REQUIRED WORK ▸
Word for word, retype every entry in the listing.

DATA SUPPLIED ▸
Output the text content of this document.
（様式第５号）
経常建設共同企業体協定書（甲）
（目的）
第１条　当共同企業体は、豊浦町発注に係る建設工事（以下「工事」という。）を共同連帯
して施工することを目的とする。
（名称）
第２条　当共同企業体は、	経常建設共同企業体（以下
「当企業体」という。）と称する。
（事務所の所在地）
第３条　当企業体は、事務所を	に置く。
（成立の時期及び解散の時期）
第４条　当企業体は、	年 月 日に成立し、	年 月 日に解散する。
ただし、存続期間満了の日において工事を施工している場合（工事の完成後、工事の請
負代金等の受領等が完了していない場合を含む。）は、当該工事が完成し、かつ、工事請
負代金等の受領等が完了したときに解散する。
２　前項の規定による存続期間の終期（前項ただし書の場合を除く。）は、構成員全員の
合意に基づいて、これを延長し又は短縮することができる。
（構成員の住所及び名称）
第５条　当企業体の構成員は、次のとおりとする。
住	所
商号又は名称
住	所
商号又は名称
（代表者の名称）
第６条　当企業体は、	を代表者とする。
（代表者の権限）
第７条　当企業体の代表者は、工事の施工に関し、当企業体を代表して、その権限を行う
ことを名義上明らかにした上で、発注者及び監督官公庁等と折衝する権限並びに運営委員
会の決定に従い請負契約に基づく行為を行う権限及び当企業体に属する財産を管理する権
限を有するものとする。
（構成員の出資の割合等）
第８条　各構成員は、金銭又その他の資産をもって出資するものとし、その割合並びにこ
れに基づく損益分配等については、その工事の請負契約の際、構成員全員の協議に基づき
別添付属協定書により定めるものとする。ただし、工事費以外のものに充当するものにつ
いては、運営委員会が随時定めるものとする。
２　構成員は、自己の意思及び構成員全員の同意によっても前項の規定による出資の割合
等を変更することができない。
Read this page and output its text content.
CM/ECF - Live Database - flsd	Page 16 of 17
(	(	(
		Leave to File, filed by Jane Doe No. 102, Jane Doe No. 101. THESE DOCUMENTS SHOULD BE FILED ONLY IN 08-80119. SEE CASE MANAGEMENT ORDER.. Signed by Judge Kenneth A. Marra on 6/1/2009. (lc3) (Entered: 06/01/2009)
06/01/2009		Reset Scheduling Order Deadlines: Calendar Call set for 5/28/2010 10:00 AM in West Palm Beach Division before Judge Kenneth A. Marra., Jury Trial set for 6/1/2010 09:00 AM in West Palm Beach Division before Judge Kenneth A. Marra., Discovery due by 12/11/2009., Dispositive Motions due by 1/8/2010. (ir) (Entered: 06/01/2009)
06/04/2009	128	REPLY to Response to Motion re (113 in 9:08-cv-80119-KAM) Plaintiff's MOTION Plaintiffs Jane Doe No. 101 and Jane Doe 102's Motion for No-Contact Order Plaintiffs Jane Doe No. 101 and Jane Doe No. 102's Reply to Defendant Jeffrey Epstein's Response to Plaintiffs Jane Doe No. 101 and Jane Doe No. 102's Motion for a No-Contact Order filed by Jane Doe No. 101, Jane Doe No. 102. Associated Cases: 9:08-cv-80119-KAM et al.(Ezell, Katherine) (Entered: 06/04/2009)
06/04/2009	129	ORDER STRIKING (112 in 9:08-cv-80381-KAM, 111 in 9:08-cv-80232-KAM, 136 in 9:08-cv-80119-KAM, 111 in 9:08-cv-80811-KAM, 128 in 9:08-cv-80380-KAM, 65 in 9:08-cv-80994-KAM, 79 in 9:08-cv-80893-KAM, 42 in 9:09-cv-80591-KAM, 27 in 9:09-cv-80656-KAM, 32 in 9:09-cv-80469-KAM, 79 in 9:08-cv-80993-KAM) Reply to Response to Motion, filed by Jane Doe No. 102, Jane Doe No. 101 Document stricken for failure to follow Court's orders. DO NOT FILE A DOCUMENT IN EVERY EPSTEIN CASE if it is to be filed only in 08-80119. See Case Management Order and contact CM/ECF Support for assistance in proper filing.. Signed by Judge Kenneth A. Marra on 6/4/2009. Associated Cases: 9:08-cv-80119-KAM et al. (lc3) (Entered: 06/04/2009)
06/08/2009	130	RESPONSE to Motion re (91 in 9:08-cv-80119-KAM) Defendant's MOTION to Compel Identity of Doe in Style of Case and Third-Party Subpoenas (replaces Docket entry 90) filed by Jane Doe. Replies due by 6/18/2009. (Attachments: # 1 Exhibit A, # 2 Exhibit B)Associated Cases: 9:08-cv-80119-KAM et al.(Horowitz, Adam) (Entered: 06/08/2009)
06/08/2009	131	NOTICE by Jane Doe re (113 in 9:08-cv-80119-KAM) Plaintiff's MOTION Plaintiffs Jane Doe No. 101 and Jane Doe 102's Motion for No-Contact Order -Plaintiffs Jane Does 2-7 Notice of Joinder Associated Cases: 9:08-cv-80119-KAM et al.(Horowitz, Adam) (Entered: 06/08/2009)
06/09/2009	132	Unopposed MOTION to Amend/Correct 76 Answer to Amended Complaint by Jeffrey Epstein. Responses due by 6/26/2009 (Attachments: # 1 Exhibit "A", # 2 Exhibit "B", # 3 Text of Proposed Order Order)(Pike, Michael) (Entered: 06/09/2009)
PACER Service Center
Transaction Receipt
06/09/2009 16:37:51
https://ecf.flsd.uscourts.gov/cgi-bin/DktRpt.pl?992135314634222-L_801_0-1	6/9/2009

FULL OUTPUT ▸
Output the text content of this document.
（様式第５号）
経常建設共同企業体協定書（甲）
（目的）
第１条　当共同企業体は、豊浦町発注に係る建設工事（以下「工事」という。）を共同連帯
して施工することを目的とする。
（名称）
第２条　当共同企業体は、	経常建設共同企業体（以下
「当企業体」という。）と称する。
（事務所の所在地）
第３条　当企業体は、事務所を	に置く。
（成立の時期及び解散の時期）
第４条　当企業体は、	年 月 日に成立し、	年 月 日に解散する。
ただし、存続期間満了の日において工事を施工している場合（工事の完成後、工事の請
負代金等の受領等が完了していない場合を含む。）は、当該工事が完成し、かつ、工事請
負代金等の受領等が完了したときに解散する。
２　前項の規定による存続期間の終期（前項ただし書の場合を除く。）は、構成員全員の
合意に基づいて、これを延長し又は短縮することができる。
（構成員の住所及び名称）
第５条　当企業体の構成員は、次のとおりとする。
住	所
商号又は名称
住	所
商号又は名称
（代表者の名称）
第６条　当企業体は、	を代表者とする。
（代表者の権限）
第７条　当企業体の代表者は、工事の施工に関し、当企業体を代表して、その権限を行う
ことを名義上明らかにした上で、発注者及び監督官公庁等と折衝する権限並びに運営委員
会の決定に従い請負契約に基づく行為を行う権限及び当企業体に属する財産を管理する権
限を有するものとする。
（構成員の出資の割合等）
第８条　各構成員は、金銭又その他の資産をもって出資するものとし、その割合並びにこ
れに基づく損益分配等については、その工事の請負契約の際、構成員全員の協議に基づき
別添付属協定書により定めるものとする。ただし、工事費以外のものに充当するものにつ
いては、運営委員会が随時定めるものとする。
２　構成員は、自己の意思及び構成員全員の同意によっても前項の規定による出資の割合
等を変更することができない。
Read this page and output its text content.
CM/ECF - Live Database - flsd	Page 16 of 17
(	(	(
		Leave to File, filed by Jane Doe No. 102, Jane Doe No. 101. THESE DOCUMENTS SHOULD BE FILED ONLY IN 08-80119. SEE CASE MANAGEMENT ORDER.. Signed by Judge Kenneth A. Marra on 6/1/2009. (lc3) (Entered: 06/01/2009)
06/01/2009		Reset Scheduling Order Deadlines: Calendar Call set for 5/28/2010 10:00 AM in West Palm Beach Division before Judge Kenneth A. Marra., Jury Trial set for 6/1/2010 09:00 AM in West Palm Beach Division before Judge Kenneth A. Marra., Discovery due by 12/11/2009., Dispositive Motions due by 1/8/2010. (ir) (Entered: 06/01/2009)
06/04/2009	128	REPLY to Response to Motion re (113 in 9:08-cv-80119-KAM) Plaintiff's MOTION Plaintiffs Jane Doe No. 101 and Jane Doe 102's Motion for No-Contact Order Plaintiffs Jane Doe No. 101 and Jane Doe No. 102's Reply to Defendant Jeffrey Epstein's Response to Plaintiffs Jane Doe No. 101 and Jane Doe No. 102's Motion for a No-Contact Order filed by Jane Doe No. 101, Jane Doe No. 102. Associated Cases: 9:08-cv-80119-KAM et al.(Ezell, Katherine) (Entered: 06/04/2009)
06/04/2009	129	ORDER STRIKING (112 in 9:08-cv-80381-KAM, 111 in 9:08-cv-80232-KAM, 136 in 9:08-cv-80119-KAM, 111 in 9:08-cv-80811-KAM, 128 in 9:08-cv-80380-KAM, 65 in 9:08-cv-80994-KAM, 79 in 9:08-cv-80893-KAM, 42 in 9:09-cv-80591-KAM, 27 in 9:09-cv-80656-KAM, 32 in 9:09-cv-80469-KAM, 79 in 9:08-cv-80993-KAM) Reply to Response to Motion, filed by Jane Doe No. 102, Jane Doe No. 101 Document stricken for failure to follow Court's orders. DO NOT FILE A DOCUMENT IN EVERY EPSTEIN CASE if it is to be filed only in 08-80119. See Case Management Order and contact CM/ECF Support for assistance in proper filing.. Signed by Judge Kenneth A. Marra on 6/4/2009. Associated Cases: 9:08-cv-80119-KAM et al. (lc3) (Entered: 06/04/2009)
06/08/2009	130	RESPONSE to Motion re (91 in 9:08-cv-80119-KAM) Defendant's MOTION to Compel Identity of Doe in Style of Case and Third-Party Subpoenas (replaces Docket entry 90) filed by Jane Doe. Replies due by 6/18/2009. (Attachments: # 1 Exhibit A, # 2 Exhibit B)Associated Cases: 9:08-cv-80119-KAM et al.(Horowitz, Adam) (Entered: 06/08/2009)
06/08/2009	131	NOTICE by Jane Doe re (113 in 9:08-cv-80119-KAM) Plaintiff's MOTION Plaintiffs Jane Doe No. 101 and Jane Doe 102's Motion for No-Contact Order -Plaintiffs Jane Does 2-7 Notice of Joinder Associated Cases: 9:08-cv-80119-KAM et al.(Horowitz, Adam) (Entered: 06/08/2009)
06/09/2009	132	Unopposed MOTION to Amend/Correct 76 Answer to Amended Complaint by Jeffrey Epstein. Responses due by 6/26/2009 (Attachments: # 1 Exhibit "A", # 2 Exhibit "B", # 3 Text of Proposed Order Order)(Pike, Michael) (Entered: 06/09/2009)
PACER Service Center
Transaction Receipt
06/09/2009 16:37:51
https://ecf.flsd.uscourts.gov/cgi-bin/DktRpt.pl?992135314634222-L_801_0-1	6/9/2009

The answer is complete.